● **Figure content listings**:
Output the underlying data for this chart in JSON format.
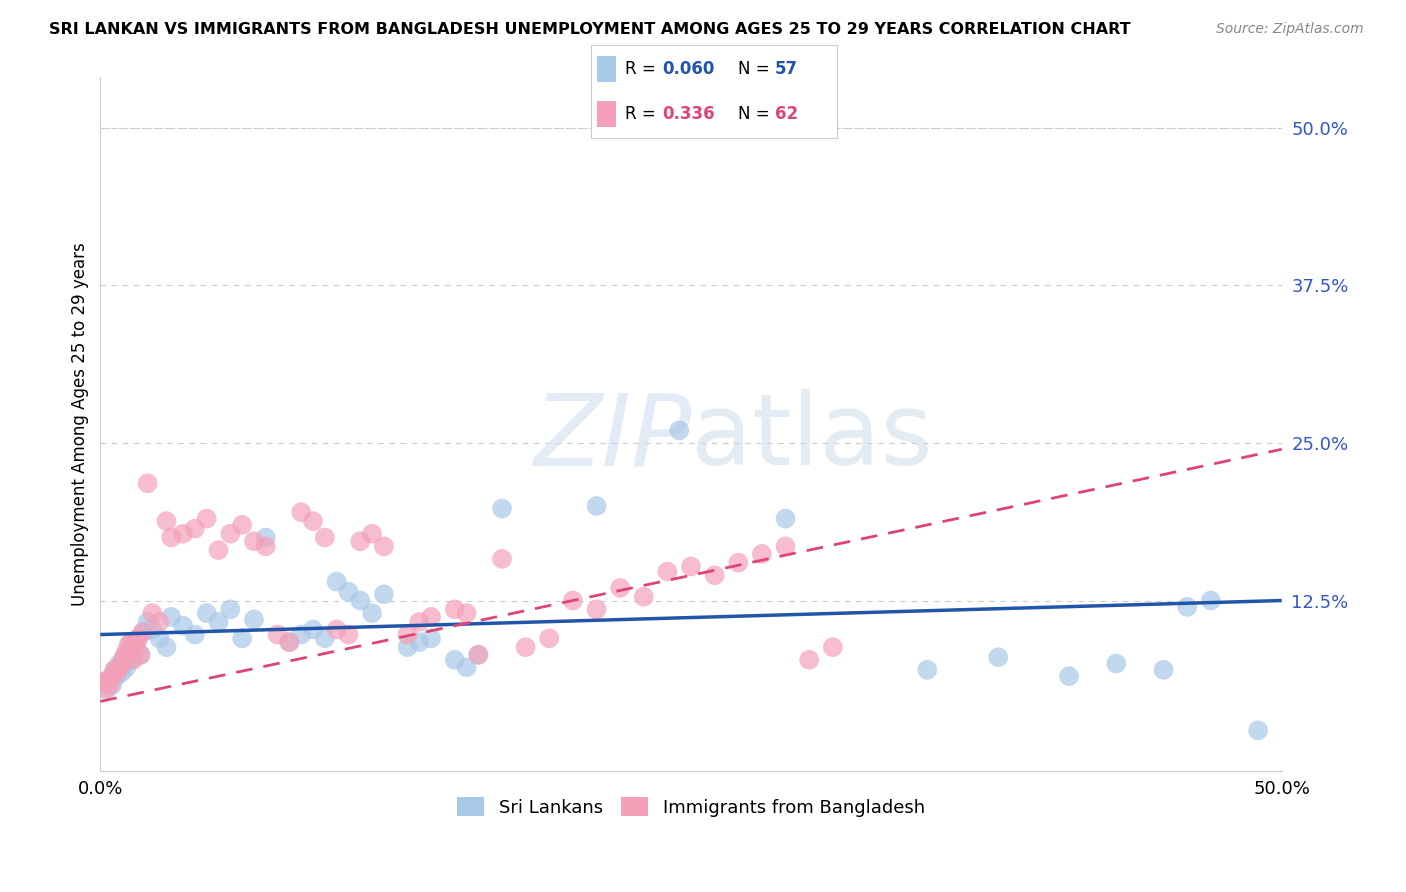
{
  "title": "SRI LANKAN VS IMMIGRANTS FROM BANGLADESH UNEMPLOYMENT AMONG AGES 25 TO 29 YEARS CORRELATION CHART",
  "source": "Source: ZipAtlas.com",
  "ylabel": "Unemployment Among Ages 25 to 29 years",
  "R_blue": 0.06,
  "N_blue": 57,
  "R_pink": 0.336,
  "N_pink": 62,
  "blue_color": "#a8c8e8",
  "pink_color": "#f4a0b8",
  "blue_line_color": "#2255aa",
  "pink_line_color": "#dd4477",
  "background_color": "#ffffff",
  "xrange": [
    0,
    0.5
  ],
  "yrange": [
    -0.01,
    0.54
  ],
  "yticks": [
    0.125,
    0.25,
    0.375,
    0.5
  ],
  "ytick_labels": [
    "12.5%",
    "25.0%",
    "37.5%",
    "50.0%"
  ],
  "blue_line_start_y": 0.098,
  "blue_line_end_y": 0.125,
  "pink_line_start_y": 0.045,
  "pink_line_end_y": 0.245,
  "blue_x": [
    0.002,
    0.003,
    0.004,
    0.005,
    0.006,
    0.007,
    0.008,
    0.009,
    0.01,
    0.011,
    0.012,
    0.013,
    0.014,
    0.015,
    0.016,
    0.017,
    0.018,
    0.02,
    0.022,
    0.025,
    0.028,
    0.03,
    0.035,
    0.04,
    0.045,
    0.05,
    0.055,
    0.06,
    0.065,
    0.07,
    0.08,
    0.085,
    0.09,
    0.095,
    0.1,
    0.105,
    0.11,
    0.115,
    0.12,
    0.13,
    0.135,
    0.14,
    0.15,
    0.155,
    0.16,
    0.17,
    0.21,
    0.245,
    0.29,
    0.35,
    0.38,
    0.41,
    0.43,
    0.45,
    0.46,
    0.47,
    0.49
  ],
  "blue_y": [
    0.06,
    0.055,
    0.062,
    0.058,
    0.07,
    0.065,
    0.075,
    0.068,
    0.08,
    0.072,
    0.085,
    0.078,
    0.09,
    0.088,
    0.095,
    0.082,
    0.1,
    0.108,
    0.102,
    0.095,
    0.088,
    0.112,
    0.105,
    0.098,
    0.115,
    0.108,
    0.118,
    0.095,
    0.11,
    0.175,
    0.092,
    0.098,
    0.102,
    0.095,
    0.14,
    0.132,
    0.125,
    0.115,
    0.13,
    0.088,
    0.092,
    0.095,
    0.078,
    0.072,
    0.082,
    0.198,
    0.2,
    0.26,
    0.19,
    0.07,
    0.08,
    0.065,
    0.075,
    0.07,
    0.12,
    0.125,
    0.022
  ],
  "pink_x": [
    0.001,
    0.002,
    0.003,
    0.004,
    0.005,
    0.006,
    0.007,
    0.008,
    0.009,
    0.01,
    0.011,
    0.012,
    0.013,
    0.014,
    0.015,
    0.016,
    0.017,
    0.018,
    0.02,
    0.022,
    0.025,
    0.028,
    0.03,
    0.035,
    0.04,
    0.045,
    0.05,
    0.055,
    0.06,
    0.065,
    0.07,
    0.075,
    0.08,
    0.085,
    0.09,
    0.095,
    0.1,
    0.105,
    0.11,
    0.115,
    0.12,
    0.13,
    0.135,
    0.14,
    0.15,
    0.155,
    0.16,
    0.17,
    0.18,
    0.19,
    0.2,
    0.21,
    0.22,
    0.23,
    0.24,
    0.25,
    0.26,
    0.27,
    0.28,
    0.29,
    0.3,
    0.31
  ],
  "pink_y": [
    0.06,
    0.055,
    0.062,
    0.058,
    0.065,
    0.07,
    0.068,
    0.072,
    0.075,
    0.08,
    0.085,
    0.09,
    0.092,
    0.078,
    0.088,
    0.095,
    0.082,
    0.1,
    0.218,
    0.115,
    0.108,
    0.188,
    0.175,
    0.178,
    0.182,
    0.19,
    0.165,
    0.178,
    0.185,
    0.172,
    0.168,
    0.098,
    0.092,
    0.195,
    0.188,
    0.175,
    0.102,
    0.098,
    0.172,
    0.178,
    0.168,
    0.098,
    0.108,
    0.112,
    0.118,
    0.115,
    0.082,
    0.158,
    0.088,
    0.095,
    0.125,
    0.118,
    0.135,
    0.128,
    0.148,
    0.152,
    0.145,
    0.155,
    0.162,
    0.168,
    0.078,
    0.088
  ]
}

● **Exercise**: Without the pictures, print the records in full, exactly as they appear.

● **Correct answer**:
Output the underlying data for this chart in JSON format.
{
  "title": "SRI LANKAN VS IMMIGRANTS FROM BANGLADESH UNEMPLOYMENT AMONG AGES 25 TO 29 YEARS CORRELATION CHART",
  "source": "Source: ZipAtlas.com",
  "ylabel": "Unemployment Among Ages 25 to 29 years",
  "R_blue": 0.06,
  "N_blue": 57,
  "R_pink": 0.336,
  "N_pink": 62,
  "blue_color": "#a8c8e8",
  "pink_color": "#f4a0b8",
  "blue_line_color": "#2255aa",
  "pink_line_color": "#dd4477",
  "background_color": "#ffffff",
  "xrange": [
    0,
    0.5
  ],
  "yrange": [
    -0.01,
    0.54
  ],
  "yticks": [
    0.125,
    0.25,
    0.375,
    0.5
  ],
  "ytick_labels": [
    "12.5%",
    "25.0%",
    "37.5%",
    "50.0%"
  ],
  "blue_line_start_y": 0.098,
  "blue_line_end_y": 0.125,
  "pink_line_start_y": 0.045,
  "pink_line_end_y": 0.245,
  "blue_x": [
    0.002,
    0.003,
    0.004,
    0.005,
    0.006,
    0.007,
    0.008,
    0.009,
    0.01,
    0.011,
    0.012,
    0.013,
    0.014,
    0.015,
    0.016,
    0.017,
    0.018,
    0.02,
    0.022,
    0.025,
    0.028,
    0.03,
    0.035,
    0.04,
    0.045,
    0.05,
    0.055,
    0.06,
    0.065,
    0.07,
    0.08,
    0.085,
    0.09,
    0.095,
    0.1,
    0.105,
    0.11,
    0.115,
    0.12,
    0.13,
    0.135,
    0.14,
    0.15,
    0.155,
    0.16,
    0.17,
    0.21,
    0.245,
    0.29,
    0.35,
    0.38,
    0.41,
    0.43,
    0.45,
    0.46,
    0.47,
    0.49
  ],
  "blue_y": [
    0.06,
    0.055,
    0.062,
    0.058,
    0.07,
    0.065,
    0.075,
    0.068,
    0.08,
    0.072,
    0.085,
    0.078,
    0.09,
    0.088,
    0.095,
    0.082,
    0.1,
    0.108,
    0.102,
    0.095,
    0.088,
    0.112,
    0.105,
    0.098,
    0.115,
    0.108,
    0.118,
    0.095,
    0.11,
    0.175,
    0.092,
    0.098,
    0.102,
    0.095,
    0.14,
    0.132,
    0.125,
    0.115,
    0.13,
    0.088,
    0.092,
    0.095,
    0.078,
    0.072,
    0.082,
    0.198,
    0.2,
    0.26,
    0.19,
    0.07,
    0.08,
    0.065,
    0.075,
    0.07,
    0.12,
    0.125,
    0.022
  ],
  "pink_x": [
    0.001,
    0.002,
    0.003,
    0.004,
    0.005,
    0.006,
    0.007,
    0.008,
    0.009,
    0.01,
    0.011,
    0.012,
    0.013,
    0.014,
    0.015,
    0.016,
    0.017,
    0.018,
    0.02,
    0.022,
    0.025,
    0.028,
    0.03,
    0.035,
    0.04,
    0.045,
    0.05,
    0.055,
    0.06,
    0.065,
    0.07,
    0.075,
    0.08,
    0.085,
    0.09,
    0.095,
    0.1,
    0.105,
    0.11,
    0.115,
    0.12,
    0.13,
    0.135,
    0.14,
    0.15,
    0.155,
    0.16,
    0.17,
    0.18,
    0.19,
    0.2,
    0.21,
    0.22,
    0.23,
    0.24,
    0.25,
    0.26,
    0.27,
    0.28,
    0.29,
    0.3,
    0.31
  ],
  "pink_y": [
    0.06,
    0.055,
    0.062,
    0.058,
    0.065,
    0.07,
    0.068,
    0.072,
    0.075,
    0.08,
    0.085,
    0.09,
    0.092,
    0.078,
    0.088,
    0.095,
    0.082,
    0.1,
    0.218,
    0.115,
    0.108,
    0.188,
    0.175,
    0.178,
    0.182,
    0.19,
    0.165,
    0.178,
    0.185,
    0.172,
    0.168,
    0.098,
    0.092,
    0.195,
    0.188,
    0.175,
    0.102,
    0.098,
    0.172,
    0.178,
    0.168,
    0.098,
    0.108,
    0.112,
    0.118,
    0.115,
    0.082,
    0.158,
    0.088,
    0.095,
    0.125,
    0.118,
    0.135,
    0.128,
    0.148,
    0.152,
    0.145,
    0.155,
    0.162,
    0.168,
    0.078,
    0.088
  ]
}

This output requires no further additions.